Entries taken from a collection -
-*-
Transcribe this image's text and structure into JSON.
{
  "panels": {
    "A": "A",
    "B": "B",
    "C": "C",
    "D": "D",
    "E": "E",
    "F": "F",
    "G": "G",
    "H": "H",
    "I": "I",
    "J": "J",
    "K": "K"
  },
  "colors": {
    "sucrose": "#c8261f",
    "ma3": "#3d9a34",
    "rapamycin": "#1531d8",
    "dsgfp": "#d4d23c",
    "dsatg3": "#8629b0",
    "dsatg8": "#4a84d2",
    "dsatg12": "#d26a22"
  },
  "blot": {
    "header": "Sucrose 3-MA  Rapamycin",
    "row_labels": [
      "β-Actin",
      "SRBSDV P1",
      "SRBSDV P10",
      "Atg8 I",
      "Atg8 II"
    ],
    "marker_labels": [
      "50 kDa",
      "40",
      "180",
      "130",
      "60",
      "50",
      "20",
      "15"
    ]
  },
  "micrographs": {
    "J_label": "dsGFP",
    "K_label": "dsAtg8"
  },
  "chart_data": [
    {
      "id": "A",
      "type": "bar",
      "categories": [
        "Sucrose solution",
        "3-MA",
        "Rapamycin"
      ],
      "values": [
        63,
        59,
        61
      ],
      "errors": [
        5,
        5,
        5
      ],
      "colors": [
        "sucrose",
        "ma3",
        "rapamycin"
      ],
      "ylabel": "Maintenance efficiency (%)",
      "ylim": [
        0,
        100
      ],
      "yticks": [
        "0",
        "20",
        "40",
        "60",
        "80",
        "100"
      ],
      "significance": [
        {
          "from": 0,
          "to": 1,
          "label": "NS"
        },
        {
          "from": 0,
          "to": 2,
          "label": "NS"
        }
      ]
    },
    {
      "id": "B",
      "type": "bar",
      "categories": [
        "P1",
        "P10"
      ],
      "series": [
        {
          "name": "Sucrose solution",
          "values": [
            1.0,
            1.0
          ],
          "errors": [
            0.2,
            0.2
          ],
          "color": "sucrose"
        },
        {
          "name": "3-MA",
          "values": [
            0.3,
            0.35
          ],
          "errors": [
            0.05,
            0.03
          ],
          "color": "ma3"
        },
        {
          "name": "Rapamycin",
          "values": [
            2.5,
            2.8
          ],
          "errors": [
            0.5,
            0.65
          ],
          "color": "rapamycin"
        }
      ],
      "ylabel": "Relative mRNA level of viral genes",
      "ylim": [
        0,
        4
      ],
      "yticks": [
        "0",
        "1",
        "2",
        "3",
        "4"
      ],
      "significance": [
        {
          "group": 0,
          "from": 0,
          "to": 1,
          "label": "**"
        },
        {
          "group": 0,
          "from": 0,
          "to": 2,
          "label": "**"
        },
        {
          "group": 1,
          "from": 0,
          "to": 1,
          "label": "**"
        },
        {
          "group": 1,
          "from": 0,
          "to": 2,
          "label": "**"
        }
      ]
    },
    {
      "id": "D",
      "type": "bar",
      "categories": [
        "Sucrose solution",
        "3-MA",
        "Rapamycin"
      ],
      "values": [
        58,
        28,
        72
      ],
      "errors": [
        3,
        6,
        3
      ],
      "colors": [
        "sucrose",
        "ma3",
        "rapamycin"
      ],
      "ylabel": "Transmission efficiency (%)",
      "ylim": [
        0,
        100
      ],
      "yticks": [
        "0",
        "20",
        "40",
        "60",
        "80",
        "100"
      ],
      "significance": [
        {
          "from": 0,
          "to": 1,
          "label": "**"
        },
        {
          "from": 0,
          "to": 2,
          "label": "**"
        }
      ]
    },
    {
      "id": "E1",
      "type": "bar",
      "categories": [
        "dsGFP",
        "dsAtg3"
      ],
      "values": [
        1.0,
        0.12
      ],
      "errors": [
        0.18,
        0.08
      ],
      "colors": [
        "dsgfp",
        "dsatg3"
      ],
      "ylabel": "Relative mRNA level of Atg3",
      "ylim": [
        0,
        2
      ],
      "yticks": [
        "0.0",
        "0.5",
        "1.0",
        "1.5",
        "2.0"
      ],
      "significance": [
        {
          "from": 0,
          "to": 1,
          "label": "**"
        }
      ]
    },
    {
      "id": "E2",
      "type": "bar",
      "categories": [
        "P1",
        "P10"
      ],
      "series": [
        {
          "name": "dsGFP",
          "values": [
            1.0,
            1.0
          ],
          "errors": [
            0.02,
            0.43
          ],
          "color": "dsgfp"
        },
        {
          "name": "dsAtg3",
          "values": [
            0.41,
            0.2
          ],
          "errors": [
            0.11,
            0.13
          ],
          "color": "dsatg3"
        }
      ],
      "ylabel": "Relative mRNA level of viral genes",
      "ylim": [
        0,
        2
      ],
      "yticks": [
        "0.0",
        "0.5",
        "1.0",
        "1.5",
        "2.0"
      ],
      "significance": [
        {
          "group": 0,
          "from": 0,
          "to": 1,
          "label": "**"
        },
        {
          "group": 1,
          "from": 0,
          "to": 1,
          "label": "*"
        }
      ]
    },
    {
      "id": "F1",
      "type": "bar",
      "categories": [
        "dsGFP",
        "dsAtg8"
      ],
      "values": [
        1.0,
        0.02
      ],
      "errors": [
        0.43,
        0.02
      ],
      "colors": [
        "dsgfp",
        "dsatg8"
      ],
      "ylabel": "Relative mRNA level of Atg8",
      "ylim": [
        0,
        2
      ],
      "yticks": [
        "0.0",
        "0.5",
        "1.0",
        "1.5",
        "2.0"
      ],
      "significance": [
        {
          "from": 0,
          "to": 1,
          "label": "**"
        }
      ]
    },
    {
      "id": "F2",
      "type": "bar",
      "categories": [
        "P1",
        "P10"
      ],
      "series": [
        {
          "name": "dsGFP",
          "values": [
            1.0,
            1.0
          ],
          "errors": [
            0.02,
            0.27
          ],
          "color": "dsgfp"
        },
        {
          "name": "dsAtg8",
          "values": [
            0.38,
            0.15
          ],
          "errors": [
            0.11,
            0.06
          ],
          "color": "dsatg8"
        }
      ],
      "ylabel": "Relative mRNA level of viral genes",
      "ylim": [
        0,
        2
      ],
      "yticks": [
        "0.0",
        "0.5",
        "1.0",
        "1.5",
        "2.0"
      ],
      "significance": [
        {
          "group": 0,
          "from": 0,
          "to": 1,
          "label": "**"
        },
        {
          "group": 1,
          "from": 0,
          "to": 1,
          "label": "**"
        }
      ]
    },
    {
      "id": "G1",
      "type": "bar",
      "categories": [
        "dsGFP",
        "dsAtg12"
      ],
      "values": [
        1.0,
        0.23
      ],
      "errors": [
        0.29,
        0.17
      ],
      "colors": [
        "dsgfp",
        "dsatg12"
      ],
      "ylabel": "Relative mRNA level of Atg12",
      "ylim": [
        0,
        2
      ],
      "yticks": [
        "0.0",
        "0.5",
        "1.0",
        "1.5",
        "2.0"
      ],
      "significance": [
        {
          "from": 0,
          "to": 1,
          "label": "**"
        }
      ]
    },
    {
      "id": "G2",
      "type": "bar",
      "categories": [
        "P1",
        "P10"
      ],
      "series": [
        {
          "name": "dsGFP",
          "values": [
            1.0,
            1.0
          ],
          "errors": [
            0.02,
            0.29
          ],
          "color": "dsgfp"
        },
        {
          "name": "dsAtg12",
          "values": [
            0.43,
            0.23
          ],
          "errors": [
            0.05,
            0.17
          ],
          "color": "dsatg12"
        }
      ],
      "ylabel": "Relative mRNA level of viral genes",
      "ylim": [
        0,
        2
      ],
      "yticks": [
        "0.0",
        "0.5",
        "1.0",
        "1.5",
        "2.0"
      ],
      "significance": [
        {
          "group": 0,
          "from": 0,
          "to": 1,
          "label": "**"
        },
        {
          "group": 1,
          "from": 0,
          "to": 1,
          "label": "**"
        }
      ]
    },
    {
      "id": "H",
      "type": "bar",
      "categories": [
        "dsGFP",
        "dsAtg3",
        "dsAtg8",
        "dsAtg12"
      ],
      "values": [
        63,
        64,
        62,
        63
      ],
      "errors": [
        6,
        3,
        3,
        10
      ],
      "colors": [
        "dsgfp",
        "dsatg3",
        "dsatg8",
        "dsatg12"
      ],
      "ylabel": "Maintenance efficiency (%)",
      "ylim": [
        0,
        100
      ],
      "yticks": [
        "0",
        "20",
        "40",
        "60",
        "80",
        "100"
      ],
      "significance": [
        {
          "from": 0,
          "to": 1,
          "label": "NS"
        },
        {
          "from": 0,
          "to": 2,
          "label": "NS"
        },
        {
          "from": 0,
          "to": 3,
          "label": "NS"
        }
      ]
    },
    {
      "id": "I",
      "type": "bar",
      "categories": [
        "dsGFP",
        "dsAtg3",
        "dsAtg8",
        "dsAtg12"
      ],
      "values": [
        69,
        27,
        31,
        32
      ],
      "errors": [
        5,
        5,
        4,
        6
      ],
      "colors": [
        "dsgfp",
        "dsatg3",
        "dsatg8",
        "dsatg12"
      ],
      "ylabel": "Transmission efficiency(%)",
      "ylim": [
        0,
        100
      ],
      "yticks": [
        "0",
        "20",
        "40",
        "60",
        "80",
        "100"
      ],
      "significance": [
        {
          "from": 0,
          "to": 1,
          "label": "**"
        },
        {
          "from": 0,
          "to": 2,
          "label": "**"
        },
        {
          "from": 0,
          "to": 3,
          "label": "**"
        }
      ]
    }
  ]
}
-*-
Exercise brief -
Your answer should consist of the lines above that hold the word "name", copied exactly.

Result for this exercise -
          "name": "Sucrose solution",
          "name": "3-MA",
          "name": "Rapamycin",
          "name": "dsGFP",
          "name": "dsAtg3",
          "name": "dsGFP",
          "name": "dsAtg8",
          "name": "dsGFP",
          "name": "dsAtg12",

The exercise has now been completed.